*What is being asked*. Here are some records; return them all exactly.

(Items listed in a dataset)
^^^^^^^^^^^^^^^^

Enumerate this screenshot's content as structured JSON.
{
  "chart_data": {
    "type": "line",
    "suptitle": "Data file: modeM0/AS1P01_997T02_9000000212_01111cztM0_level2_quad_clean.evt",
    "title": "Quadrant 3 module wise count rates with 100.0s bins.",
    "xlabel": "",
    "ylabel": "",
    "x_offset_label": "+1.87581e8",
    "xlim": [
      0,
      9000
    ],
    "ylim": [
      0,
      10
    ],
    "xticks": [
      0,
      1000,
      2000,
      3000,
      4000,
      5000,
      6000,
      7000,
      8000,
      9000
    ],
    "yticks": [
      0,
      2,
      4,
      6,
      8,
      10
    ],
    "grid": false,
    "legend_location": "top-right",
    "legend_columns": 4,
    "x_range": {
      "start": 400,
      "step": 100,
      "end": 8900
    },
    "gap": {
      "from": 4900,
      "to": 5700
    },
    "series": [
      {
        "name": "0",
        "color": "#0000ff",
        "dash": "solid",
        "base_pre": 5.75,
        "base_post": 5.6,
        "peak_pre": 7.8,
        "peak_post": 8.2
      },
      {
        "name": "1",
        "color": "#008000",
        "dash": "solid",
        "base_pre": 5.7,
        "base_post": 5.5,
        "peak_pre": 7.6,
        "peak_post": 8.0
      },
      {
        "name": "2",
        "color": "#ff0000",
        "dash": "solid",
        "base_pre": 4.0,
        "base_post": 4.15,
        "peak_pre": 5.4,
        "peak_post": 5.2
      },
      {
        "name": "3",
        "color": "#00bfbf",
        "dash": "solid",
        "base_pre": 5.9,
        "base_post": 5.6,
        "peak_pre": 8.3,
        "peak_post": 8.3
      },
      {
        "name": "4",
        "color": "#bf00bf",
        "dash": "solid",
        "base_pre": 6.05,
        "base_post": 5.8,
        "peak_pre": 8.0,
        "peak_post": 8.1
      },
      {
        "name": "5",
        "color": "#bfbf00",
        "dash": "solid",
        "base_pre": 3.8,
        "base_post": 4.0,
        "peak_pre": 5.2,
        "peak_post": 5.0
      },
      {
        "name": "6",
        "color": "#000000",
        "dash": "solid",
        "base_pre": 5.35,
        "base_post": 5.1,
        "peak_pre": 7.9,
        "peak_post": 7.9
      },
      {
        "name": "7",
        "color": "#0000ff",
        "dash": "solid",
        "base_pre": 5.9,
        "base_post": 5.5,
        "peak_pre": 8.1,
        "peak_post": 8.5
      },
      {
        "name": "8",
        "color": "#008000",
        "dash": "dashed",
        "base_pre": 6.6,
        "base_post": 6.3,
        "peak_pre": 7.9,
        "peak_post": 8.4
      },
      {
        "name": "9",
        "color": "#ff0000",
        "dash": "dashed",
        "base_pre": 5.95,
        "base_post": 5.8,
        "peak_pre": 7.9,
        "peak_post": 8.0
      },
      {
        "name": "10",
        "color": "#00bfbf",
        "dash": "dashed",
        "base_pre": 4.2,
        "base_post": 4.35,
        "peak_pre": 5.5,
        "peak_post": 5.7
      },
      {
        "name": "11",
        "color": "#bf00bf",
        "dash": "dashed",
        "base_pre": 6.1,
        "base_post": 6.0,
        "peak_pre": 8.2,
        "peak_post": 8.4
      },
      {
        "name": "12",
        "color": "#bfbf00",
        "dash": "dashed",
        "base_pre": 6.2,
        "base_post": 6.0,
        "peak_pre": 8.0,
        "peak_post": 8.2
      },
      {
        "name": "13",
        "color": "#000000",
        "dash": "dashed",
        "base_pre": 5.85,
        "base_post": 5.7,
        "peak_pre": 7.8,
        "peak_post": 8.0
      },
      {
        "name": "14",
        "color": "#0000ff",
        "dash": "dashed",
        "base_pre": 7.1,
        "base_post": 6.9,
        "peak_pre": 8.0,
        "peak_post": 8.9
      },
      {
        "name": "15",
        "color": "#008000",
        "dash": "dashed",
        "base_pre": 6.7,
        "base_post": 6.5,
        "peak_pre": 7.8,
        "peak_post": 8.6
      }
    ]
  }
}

^^^^^^^^^^^^^^^^

*Worked solution*.
Enumerate this screenshot's content as structured JSON.
{
  "chart_data": {
    "type": "line",
    "suptitle": "Data file: modeM0/AS1P01_997T02_9000000212_01111cztM0_level2_quad_clean.evt",
    "title": "Quadrant 3 module wise count rates with 100.0s bins.",
    "xlabel": "",
    "ylabel": "",
    "x_offset_label": "+1.87581e8",
    "xlim": [
      0,
      9000
    ],
    "ylim": [
      0,
      10
    ],
    "xticks": [
      0,
      1000,
      2000,
      3000,
      4000,
      5000,
      6000,
      7000,
      8000,
      9000
    ],
    "yticks": [
      0,
      2,
      4,
      6,
      8,
      10
    ],
    "grid": false,
    "legend_location": "top-right",
    "legend_columns": 4,
    "x_range": {
      "start": 400,
      "step": 100,
      "end": 8900
    },
    "gap": {
      "from": 4900,
      "to": 5700
    },
    "series": [
      {
        "name": "0",
        "color": "#0000ff",
        "dash": "solid",
        "base_pre": 5.75,
        "base_post": 5.6,
        "peak_pre": 7.8,
        "peak_post": 8.2
      },
      {
        "name": "1",
        "color": "#008000",
        "dash": "solid",
        "base_pre": 5.7,
        "base_post": 5.5,
        "peak_pre": 7.6,
        "peak_post": 8.0
      },
      {
        "name": "2",
        "color": "#ff0000",
        "dash": "solid",
        "base_pre": 4.0,
        "base_post": 4.15,
        "peak_pre": 5.4,
        "peak_post": 5.2
      },
      {
        "name": "3",
        "color": "#00bfbf",
        "dash": "solid",
        "base_pre": 5.9,
        "base_post": 5.6,
        "peak_pre": 8.3,
        "peak_post": 8.3
      },
      {
        "name": "4",
        "color": "#bf00bf",
        "dash": "solid",
        "base_pre": 6.05,
        "base_post": 5.8,
        "peak_pre": 8.0,
        "peak_post": 8.1
      },
      {
        "name": "5",
        "color": "#bfbf00",
        "dash": "solid",
        "base_pre": 3.8,
        "base_post": 4.0,
        "peak_pre": 5.2,
        "peak_post": 5.0
      },
      {
        "name": "6",
        "color": "#000000",
        "dash": "solid",
        "base_pre": 5.35,
        "base_post": 5.1,
        "peak_pre": 7.9,
        "peak_post": 7.9
      },
      {
        "name": "7",
        "color": "#0000ff",
        "dash": "solid",
        "base_pre": 5.9,
        "base_post": 5.5,
        "peak_pre": 8.1,
        "peak_post": 8.5
      },
      {
        "name": "8",
        "color": "#008000",
        "dash": "dashed",
        "base_pre": 6.6,
        "base_post": 6.3,
        "peak_pre": 7.9,
        "peak_post": 8.4
      },
      {
        "name": "9",
        "color": "#ff0000",
        "dash": "dashed",
        "base_pre": 5.95,
        "base_post": 5.8,
        "peak_pre": 7.9,
        "peak_post": 8.0
      },
      {
        "name": "10",
        "color": "#00bfbf",
        "dash": "dashed",
        "base_pre": 4.2,
        "base_post": 4.35,
        "peak_pre": 5.5,
        "peak_post": 5.7
      },
      {
        "name": "11",
        "color": "#bf00bf",
        "dash": "dashed",
        "base_pre": 6.1,
        "base_post": 6.0,
        "peak_pre": 8.2,
        "peak_post": 8.4
      },
      {
        "name": "12",
        "color": "#bfbf00",
        "dash": "dashed",
        "base_pre": 6.2,
        "base_post": 6.0,
        "peak_pre": 8.0,
        "peak_post": 8.2
      },
      {
        "name": "13",
        "color": "#000000",
        "dash": "dashed",
        "base_pre": 5.85,
        "base_post": 5.7,
        "peak_pre": 7.8,
        "peak_post": 8.0
      },
      {
        "name": "14",
        "color": "#0000ff",
        "dash": "dashed",
        "base_pre": 7.1,
        "base_post": 6.9,
        "peak_pre": 8.0,
        "peak_post": 8.9
      },
      {
        "name": "15",
        "color": "#008000",
        "dash": "dashed",
        "base_pre": 6.7,
        "base_post": 6.5,
        "peak_pre": 7.8,
        "peak_post": 8.6
      }
    ]
  }
}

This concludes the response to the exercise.